GIVEN DATA:
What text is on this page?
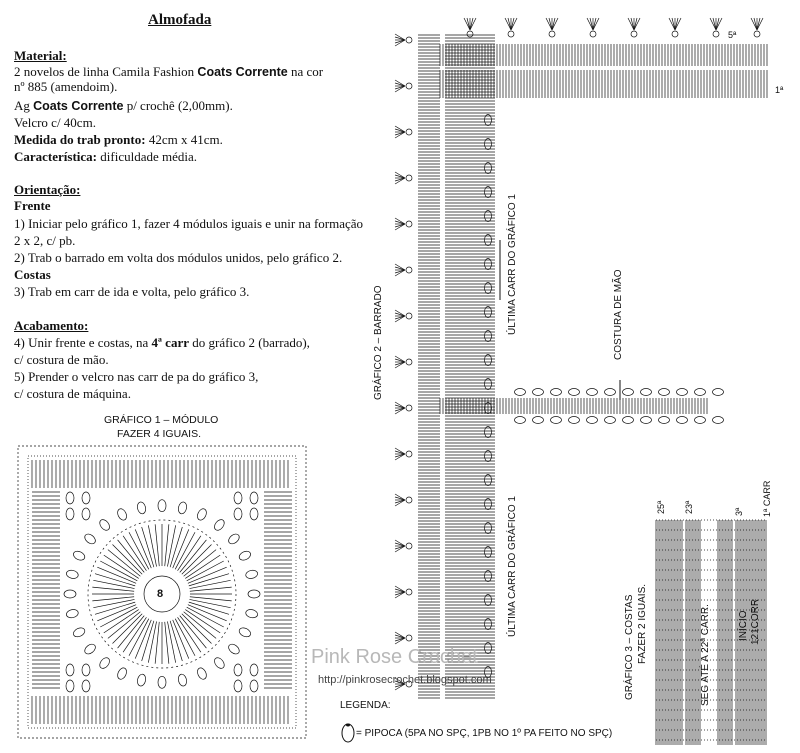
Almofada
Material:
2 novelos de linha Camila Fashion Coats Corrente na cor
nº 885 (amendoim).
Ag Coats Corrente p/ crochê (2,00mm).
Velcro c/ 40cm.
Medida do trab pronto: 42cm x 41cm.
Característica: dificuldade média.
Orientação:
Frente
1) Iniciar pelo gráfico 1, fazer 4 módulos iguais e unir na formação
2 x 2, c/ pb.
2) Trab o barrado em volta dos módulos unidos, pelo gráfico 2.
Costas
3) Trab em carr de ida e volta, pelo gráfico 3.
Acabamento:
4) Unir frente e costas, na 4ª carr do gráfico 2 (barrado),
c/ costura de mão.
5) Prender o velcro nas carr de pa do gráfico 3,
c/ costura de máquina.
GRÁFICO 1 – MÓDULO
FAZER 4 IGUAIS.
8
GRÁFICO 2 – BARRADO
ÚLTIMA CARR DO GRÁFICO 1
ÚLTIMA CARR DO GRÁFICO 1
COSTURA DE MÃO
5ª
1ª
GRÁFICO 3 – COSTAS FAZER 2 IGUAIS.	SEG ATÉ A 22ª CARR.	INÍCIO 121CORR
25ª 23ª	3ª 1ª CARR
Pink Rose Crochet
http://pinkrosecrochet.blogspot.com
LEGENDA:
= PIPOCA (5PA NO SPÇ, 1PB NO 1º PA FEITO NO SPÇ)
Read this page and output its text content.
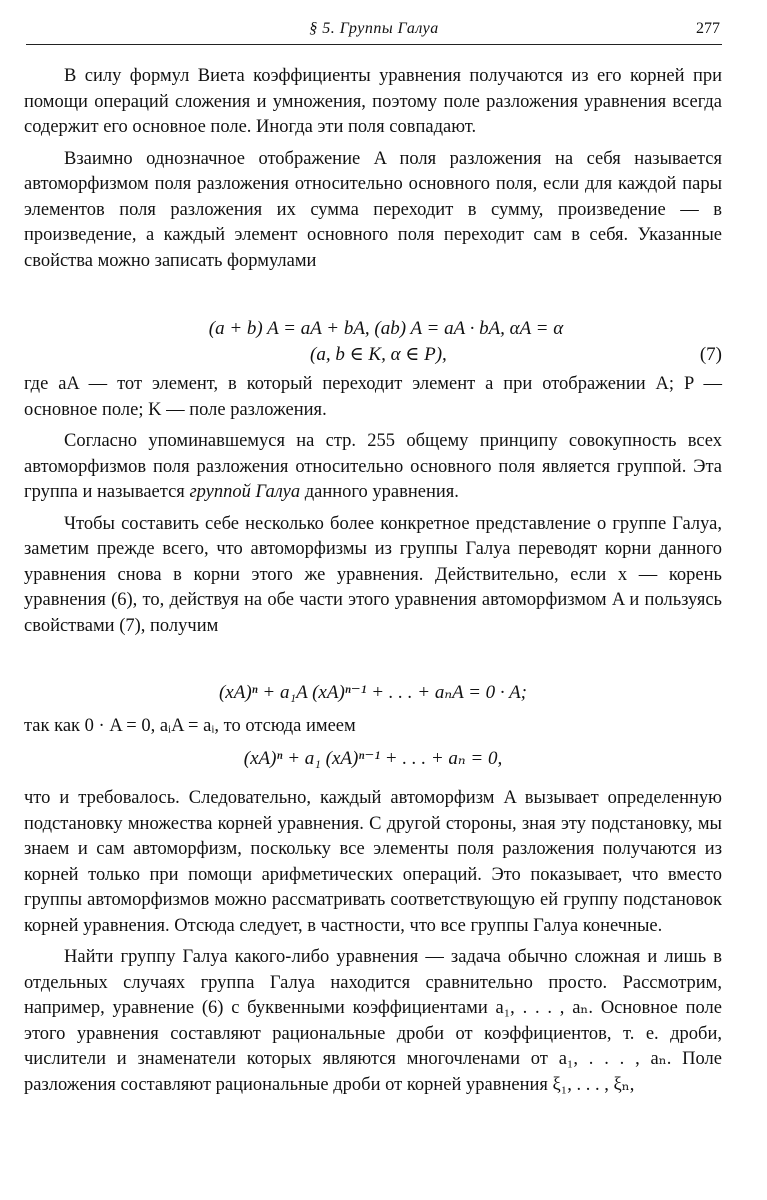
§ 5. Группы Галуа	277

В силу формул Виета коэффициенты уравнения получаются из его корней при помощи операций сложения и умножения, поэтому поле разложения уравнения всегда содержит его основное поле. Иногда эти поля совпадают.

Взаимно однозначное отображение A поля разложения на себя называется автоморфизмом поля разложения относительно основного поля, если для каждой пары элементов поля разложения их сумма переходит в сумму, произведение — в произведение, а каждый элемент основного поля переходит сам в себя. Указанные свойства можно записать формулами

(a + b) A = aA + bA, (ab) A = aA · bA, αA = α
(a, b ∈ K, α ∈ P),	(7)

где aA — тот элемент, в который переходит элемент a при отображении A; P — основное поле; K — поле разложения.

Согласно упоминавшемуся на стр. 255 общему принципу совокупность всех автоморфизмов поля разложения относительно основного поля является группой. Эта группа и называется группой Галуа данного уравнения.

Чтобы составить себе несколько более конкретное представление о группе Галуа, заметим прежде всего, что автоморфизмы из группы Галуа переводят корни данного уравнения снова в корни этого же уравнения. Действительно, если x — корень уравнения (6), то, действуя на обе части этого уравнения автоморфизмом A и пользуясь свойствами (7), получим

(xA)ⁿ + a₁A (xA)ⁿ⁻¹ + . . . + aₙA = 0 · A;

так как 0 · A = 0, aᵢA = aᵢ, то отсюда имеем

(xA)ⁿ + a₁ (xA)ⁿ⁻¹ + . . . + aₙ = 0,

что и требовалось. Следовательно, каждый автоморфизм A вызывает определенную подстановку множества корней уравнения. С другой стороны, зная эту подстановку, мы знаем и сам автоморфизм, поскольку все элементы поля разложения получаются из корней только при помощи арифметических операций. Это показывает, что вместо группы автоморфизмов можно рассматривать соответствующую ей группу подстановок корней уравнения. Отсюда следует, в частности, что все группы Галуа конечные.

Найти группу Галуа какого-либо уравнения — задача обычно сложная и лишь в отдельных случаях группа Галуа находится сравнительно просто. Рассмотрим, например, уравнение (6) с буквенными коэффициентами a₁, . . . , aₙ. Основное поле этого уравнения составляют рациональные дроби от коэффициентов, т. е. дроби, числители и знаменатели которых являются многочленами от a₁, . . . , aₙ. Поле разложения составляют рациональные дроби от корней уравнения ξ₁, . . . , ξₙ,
--
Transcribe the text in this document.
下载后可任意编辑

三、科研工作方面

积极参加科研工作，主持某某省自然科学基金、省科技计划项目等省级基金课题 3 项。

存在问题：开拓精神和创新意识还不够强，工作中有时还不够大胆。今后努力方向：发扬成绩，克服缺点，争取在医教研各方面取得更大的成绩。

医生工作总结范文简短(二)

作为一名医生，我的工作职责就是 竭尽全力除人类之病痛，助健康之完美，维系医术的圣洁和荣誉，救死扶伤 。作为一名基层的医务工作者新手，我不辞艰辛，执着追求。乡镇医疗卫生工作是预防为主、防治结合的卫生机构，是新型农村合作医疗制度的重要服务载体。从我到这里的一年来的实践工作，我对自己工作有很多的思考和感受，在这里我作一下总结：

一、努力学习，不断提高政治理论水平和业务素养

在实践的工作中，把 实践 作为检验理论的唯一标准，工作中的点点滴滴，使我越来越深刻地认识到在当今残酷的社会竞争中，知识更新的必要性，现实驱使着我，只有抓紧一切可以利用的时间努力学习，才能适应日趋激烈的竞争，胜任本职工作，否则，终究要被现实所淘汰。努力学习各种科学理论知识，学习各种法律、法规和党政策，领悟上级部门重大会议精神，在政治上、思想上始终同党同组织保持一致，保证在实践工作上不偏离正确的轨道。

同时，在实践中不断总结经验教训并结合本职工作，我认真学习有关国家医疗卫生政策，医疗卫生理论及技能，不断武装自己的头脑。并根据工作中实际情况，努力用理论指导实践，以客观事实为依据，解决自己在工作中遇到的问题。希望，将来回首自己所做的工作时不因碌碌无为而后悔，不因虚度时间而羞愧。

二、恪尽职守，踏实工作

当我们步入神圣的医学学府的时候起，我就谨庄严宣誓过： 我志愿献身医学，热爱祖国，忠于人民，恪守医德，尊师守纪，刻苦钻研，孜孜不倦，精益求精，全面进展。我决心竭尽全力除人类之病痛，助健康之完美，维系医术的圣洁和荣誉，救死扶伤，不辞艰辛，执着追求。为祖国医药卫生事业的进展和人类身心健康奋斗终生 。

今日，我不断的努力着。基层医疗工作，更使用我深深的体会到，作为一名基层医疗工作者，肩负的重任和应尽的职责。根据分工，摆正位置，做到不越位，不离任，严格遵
* * *
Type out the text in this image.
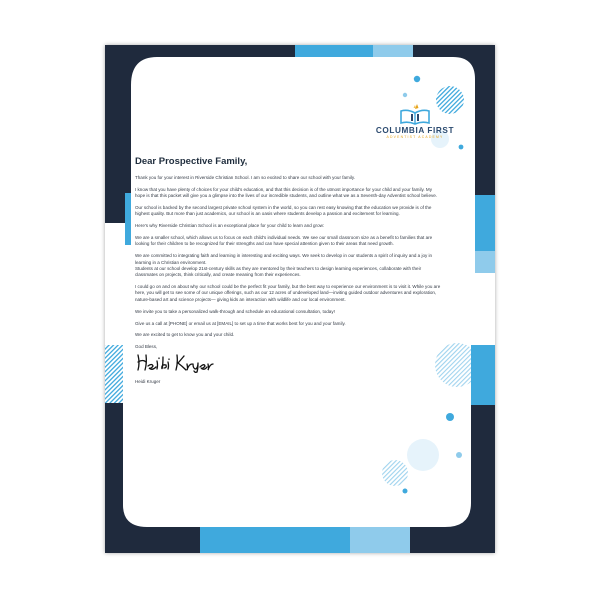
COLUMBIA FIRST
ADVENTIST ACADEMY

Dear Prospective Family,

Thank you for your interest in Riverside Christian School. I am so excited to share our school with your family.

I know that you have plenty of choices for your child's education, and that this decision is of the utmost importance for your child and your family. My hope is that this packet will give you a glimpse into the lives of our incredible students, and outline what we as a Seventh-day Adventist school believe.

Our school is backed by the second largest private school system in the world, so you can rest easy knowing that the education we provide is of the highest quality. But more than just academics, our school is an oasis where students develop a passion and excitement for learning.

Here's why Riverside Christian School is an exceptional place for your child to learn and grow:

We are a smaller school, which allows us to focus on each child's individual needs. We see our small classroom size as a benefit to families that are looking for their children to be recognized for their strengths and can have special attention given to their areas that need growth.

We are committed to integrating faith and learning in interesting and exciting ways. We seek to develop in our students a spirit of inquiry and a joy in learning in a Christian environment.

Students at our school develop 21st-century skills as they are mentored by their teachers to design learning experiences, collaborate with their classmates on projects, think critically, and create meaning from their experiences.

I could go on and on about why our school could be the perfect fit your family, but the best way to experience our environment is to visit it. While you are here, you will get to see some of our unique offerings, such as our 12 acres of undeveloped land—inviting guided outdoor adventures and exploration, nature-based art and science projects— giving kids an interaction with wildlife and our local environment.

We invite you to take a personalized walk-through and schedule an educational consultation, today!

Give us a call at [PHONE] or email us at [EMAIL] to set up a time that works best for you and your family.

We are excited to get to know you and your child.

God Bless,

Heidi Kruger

INSTRUCTIONS TO FOLLOW: List the lines of the material in which the word "Corrente" occurs.

SOLUTION TO THIS EXERCISE:
2 novelos de linha Camila Fashion Coats Corrente na cor
Ag Coats Corrente p/ crochê (2,00mm).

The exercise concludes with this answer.